Structured figure records
====

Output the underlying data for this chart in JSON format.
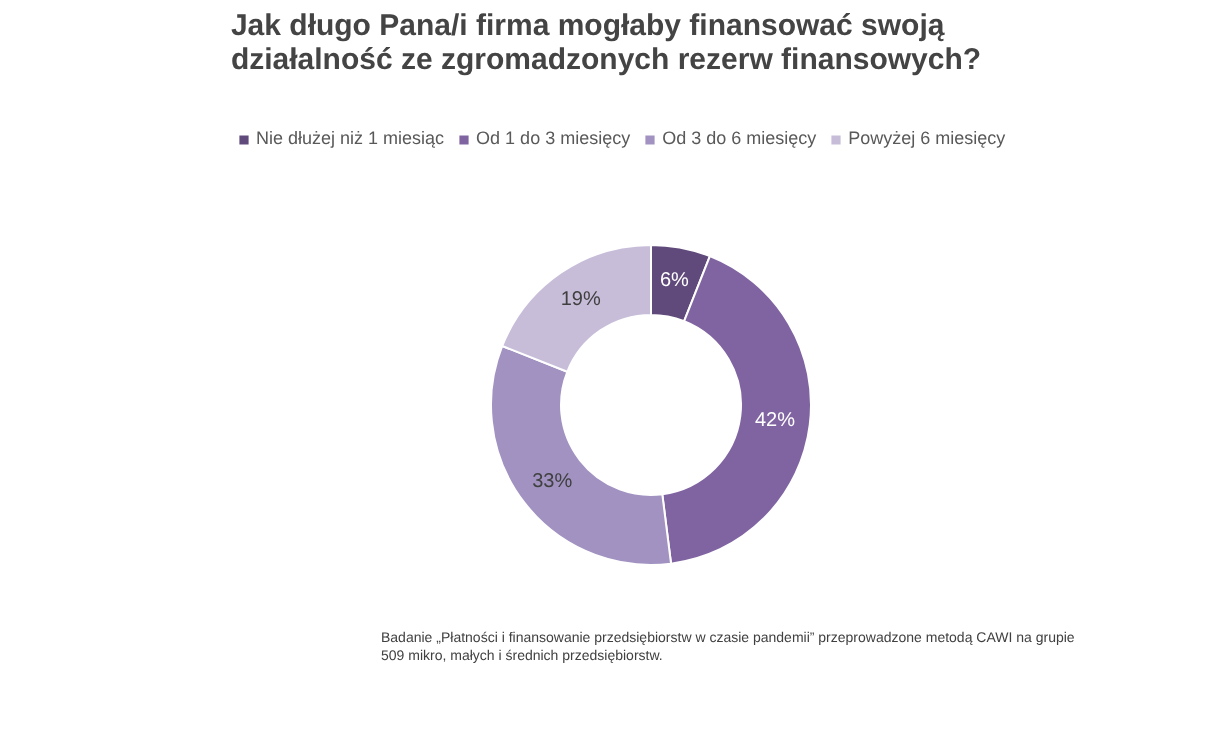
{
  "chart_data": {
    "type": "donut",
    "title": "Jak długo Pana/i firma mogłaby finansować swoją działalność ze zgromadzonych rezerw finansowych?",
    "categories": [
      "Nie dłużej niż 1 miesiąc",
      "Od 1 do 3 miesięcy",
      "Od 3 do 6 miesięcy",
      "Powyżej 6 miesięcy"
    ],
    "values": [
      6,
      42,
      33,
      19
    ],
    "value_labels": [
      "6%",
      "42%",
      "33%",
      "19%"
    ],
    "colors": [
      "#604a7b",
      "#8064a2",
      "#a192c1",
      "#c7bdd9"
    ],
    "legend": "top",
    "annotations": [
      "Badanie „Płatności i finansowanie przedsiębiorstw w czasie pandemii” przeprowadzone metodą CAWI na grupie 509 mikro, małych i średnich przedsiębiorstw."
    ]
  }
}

====

Short task =>
Every line containing the string "miesięcy" must be listed.

The output =>
      "Od 1 do 3 miesięcy",
      "Od 3 do 6 miesięcy",
      "Powyżej 6 miesięcy"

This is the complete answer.